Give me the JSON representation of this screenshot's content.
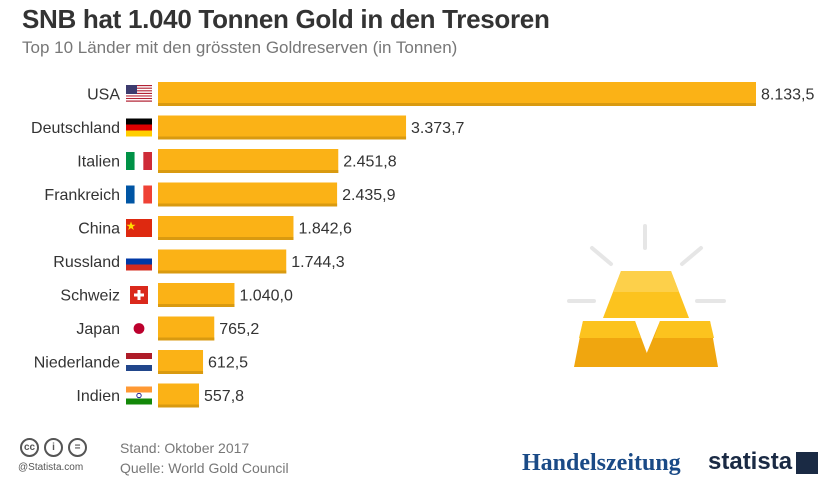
{
  "header": {
    "title": "SNB hat 1.040 Tonnen Gold in den Tresoren",
    "subtitle": "Top 10 Länder mit den grössten Goldreserven (in Tonnen)"
  },
  "chart_data": {
    "type": "bar",
    "orientation": "horizontal",
    "categories": [
      "USA",
      "Deutschland",
      "Italien",
      "Frankreich",
      "China",
      "Russland",
      "Schweiz",
      "Japan",
      "Niederlande",
      "Indien"
    ],
    "values": [
      8133.5,
      3373.7,
      2451.8,
      2435.9,
      1842.6,
      1744.3,
      1040.0,
      765.2,
      612.5,
      557.8
    ],
    "value_labels": [
      "8.133,5",
      "3.373,7",
      "2.451,8",
      "2.435,9",
      "1.842,6",
      "1.744,3",
      "1.040,0",
      "765,2",
      "612,5",
      "557,8"
    ],
    "flags": [
      "us-flag",
      "germany-flag",
      "italy-flag",
      "france-flag",
      "china-flag",
      "russia-flag",
      "switzerland-flag",
      "japan-flag",
      "netherlands-flag",
      "india-flag"
    ],
    "title": "SNB hat 1.040 Tonnen Gold in den Tresoren",
    "subtitle": "Top 10 Länder mit den grössten Goldreserven (in Tonnen)",
    "xlim": [
      0,
      8133.5
    ],
    "grid": false,
    "legend": "none"
  },
  "colors": {
    "bar": "#fbb216",
    "bar_shadow": "#d99a10",
    "gold_light": "#fcc31e",
    "gold_dark": "#f0a60f",
    "sparkle": "#e6e6e6"
  },
  "icons": [
    "gold-bars-icon",
    "cc-icon",
    "by-icon",
    "equals-icon"
  ],
  "footer": {
    "cc_glyphs": [
      "cc",
      "i",
      "="
    ],
    "credit": "@Statista.com",
    "stand": "Stand: Oktober 2017",
    "quelle": "Quelle: World Gold Council",
    "brand_handelszeitung": "Handelszeitung",
    "brand_statista": "statista"
  }
}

• _WHAT THE EXERCISE ASKS_: Print the listing above in full, exactly as written. Omit any pictures.

• _RESPONSE TO THIS EXERCISE_:
Give me the JSON representation of this screenshot's content.
{
  "header": {
    "title": "SNB hat 1.040 Tonnen Gold in den Tresoren",
    "subtitle": "Top 10 Länder mit den grössten Goldreserven (in Tonnen)"
  },
  "chart_data": {
    "type": "bar",
    "orientation": "horizontal",
    "categories": [
      "USA",
      "Deutschland",
      "Italien",
      "Frankreich",
      "China",
      "Russland",
      "Schweiz",
      "Japan",
      "Niederlande",
      "Indien"
    ],
    "values": [
      8133.5,
      3373.7,
      2451.8,
      2435.9,
      1842.6,
      1744.3,
      1040.0,
      765.2,
      612.5,
      557.8
    ],
    "value_labels": [
      "8.133,5",
      "3.373,7",
      "2.451,8",
      "2.435,9",
      "1.842,6",
      "1.744,3",
      "1.040,0",
      "765,2",
      "612,5",
      "557,8"
    ],
    "flags": [
      "us-flag",
      "germany-flag",
      "italy-flag",
      "france-flag",
      "china-flag",
      "russia-flag",
      "switzerland-flag",
      "japan-flag",
      "netherlands-flag",
      "india-flag"
    ],
    "title": "SNB hat 1.040 Tonnen Gold in den Tresoren",
    "subtitle": "Top 10 Länder mit den grössten Goldreserven (in Tonnen)",
    "xlim": [
      0,
      8133.5
    ],
    "grid": false,
    "legend": "none"
  },
  "colors": {
    "bar": "#fbb216",
    "bar_shadow": "#d99a10",
    "gold_light": "#fcc31e",
    "gold_dark": "#f0a60f",
    "sparkle": "#e6e6e6"
  },
  "icons": [
    "gold-bars-icon",
    "cc-icon",
    "by-icon",
    "equals-icon"
  ],
  "footer": {
    "cc_glyphs": [
      "cc",
      "i",
      "="
    ],
    "credit": "@Statista.com",
    "stand": "Stand: Oktober 2017",
    "quelle": "Quelle: World Gold Council",
    "brand_handelszeitung": "Handelszeitung",
    "brand_statista": "statista"
  }
}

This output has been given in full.